Problem statement:
Copy out exactly the lines from the one containing "Output the text content of this document." to the end of the records below, both included, and nothing else.

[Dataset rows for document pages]
== Segment start ==

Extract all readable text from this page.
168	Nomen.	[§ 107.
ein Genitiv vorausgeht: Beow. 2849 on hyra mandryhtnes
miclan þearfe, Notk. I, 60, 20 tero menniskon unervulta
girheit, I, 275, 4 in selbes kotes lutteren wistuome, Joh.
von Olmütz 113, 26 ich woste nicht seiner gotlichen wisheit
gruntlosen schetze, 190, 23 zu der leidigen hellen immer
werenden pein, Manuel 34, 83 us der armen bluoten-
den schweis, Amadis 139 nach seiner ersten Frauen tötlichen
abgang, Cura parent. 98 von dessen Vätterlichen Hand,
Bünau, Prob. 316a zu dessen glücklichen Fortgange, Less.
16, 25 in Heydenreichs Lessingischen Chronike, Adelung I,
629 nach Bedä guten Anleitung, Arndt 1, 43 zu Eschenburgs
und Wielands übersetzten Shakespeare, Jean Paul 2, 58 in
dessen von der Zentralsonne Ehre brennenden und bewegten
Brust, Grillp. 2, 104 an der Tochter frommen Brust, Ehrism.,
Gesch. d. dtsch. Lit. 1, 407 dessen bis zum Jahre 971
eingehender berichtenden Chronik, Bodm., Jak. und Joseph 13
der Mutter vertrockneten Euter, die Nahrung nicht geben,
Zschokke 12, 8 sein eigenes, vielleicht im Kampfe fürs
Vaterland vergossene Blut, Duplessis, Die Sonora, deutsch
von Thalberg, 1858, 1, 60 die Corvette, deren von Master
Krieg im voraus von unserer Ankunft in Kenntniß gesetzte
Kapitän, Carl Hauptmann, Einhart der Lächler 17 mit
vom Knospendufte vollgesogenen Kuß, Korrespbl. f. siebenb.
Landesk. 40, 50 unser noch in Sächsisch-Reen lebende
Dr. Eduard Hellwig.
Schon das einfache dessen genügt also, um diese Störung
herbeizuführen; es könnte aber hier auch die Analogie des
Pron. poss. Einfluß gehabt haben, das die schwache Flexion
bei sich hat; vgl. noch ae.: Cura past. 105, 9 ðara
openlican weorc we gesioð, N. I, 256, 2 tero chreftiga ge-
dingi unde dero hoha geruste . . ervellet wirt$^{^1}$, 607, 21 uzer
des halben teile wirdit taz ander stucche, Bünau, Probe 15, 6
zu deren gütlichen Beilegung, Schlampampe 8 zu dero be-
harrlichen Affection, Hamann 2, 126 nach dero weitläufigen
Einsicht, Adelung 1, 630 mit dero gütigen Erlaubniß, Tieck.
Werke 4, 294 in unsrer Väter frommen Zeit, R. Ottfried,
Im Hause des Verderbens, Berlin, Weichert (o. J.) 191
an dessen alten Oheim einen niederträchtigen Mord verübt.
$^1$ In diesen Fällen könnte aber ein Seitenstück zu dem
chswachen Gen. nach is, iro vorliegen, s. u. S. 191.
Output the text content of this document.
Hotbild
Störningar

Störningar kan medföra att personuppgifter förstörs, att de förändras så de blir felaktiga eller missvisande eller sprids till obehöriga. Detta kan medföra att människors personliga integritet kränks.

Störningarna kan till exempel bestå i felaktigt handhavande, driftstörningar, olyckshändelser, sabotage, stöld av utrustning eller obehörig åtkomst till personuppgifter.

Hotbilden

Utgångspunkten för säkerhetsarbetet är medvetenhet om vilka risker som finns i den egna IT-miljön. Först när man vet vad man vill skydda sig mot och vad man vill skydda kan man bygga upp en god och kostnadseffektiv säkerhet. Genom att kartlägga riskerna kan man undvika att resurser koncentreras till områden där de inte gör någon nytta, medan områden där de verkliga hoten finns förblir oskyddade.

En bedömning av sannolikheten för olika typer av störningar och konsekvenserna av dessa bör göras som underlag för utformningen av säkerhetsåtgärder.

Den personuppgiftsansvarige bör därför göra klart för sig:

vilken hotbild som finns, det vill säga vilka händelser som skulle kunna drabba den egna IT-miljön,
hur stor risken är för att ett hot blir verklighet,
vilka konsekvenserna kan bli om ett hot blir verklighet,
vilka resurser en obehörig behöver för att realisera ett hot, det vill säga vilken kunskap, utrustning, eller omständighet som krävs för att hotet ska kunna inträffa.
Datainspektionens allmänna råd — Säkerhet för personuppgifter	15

== Segment end ==

Output for this task:
Output the text content of this document.
Hotbild
Störningar

Störningar kan medföra att personuppgifter förstörs, att de förändras så de blir felaktiga eller missvisande eller sprids till obehöriga. Detta kan medföra att människors personliga integritet kränks.

Störningarna kan till exempel bestå i felaktigt handhavande, driftstörningar, olyckshändelser, sabotage, stöld av utrustning eller obehörig åtkomst till personuppgifter.

Hotbilden

Utgångspunkten för säkerhetsarbetet är medvetenhet om vilka risker som finns i den egna IT-miljön. Först när man vet vad man vill skydda sig mot och vad man vill skydda kan man bygga upp en god och kostnadseffektiv säkerhet. Genom att kartlägga riskerna kan man undvika att resurser koncentreras till områden där de inte gör någon nytta, medan områden där de verkliga hoten finns förblir oskyddade.

En bedömning av sannolikheten för olika typer av störningar och konsekvenserna av dessa bör göras som underlag för utformningen av säkerhetsåtgärder.

Den personuppgiftsansvarige bör därför göra klart för sig:

vilken hotbild som finns, det vill säga vilka händelser som skulle kunna drabba den egna IT-miljön,
hur stor risken är för att ett hot blir verklighet,
vilka konsekvenserna kan bli om ett hot blir verklighet,
vilka resurser en obehörig behöver för att realisera ett hot, det vill säga vilken kunskap, utrustning, eller omständighet som krävs för att hotet ska kunna inträffa.
Datainspektionens allmänna råd — Säkerhet för personuppgifter	15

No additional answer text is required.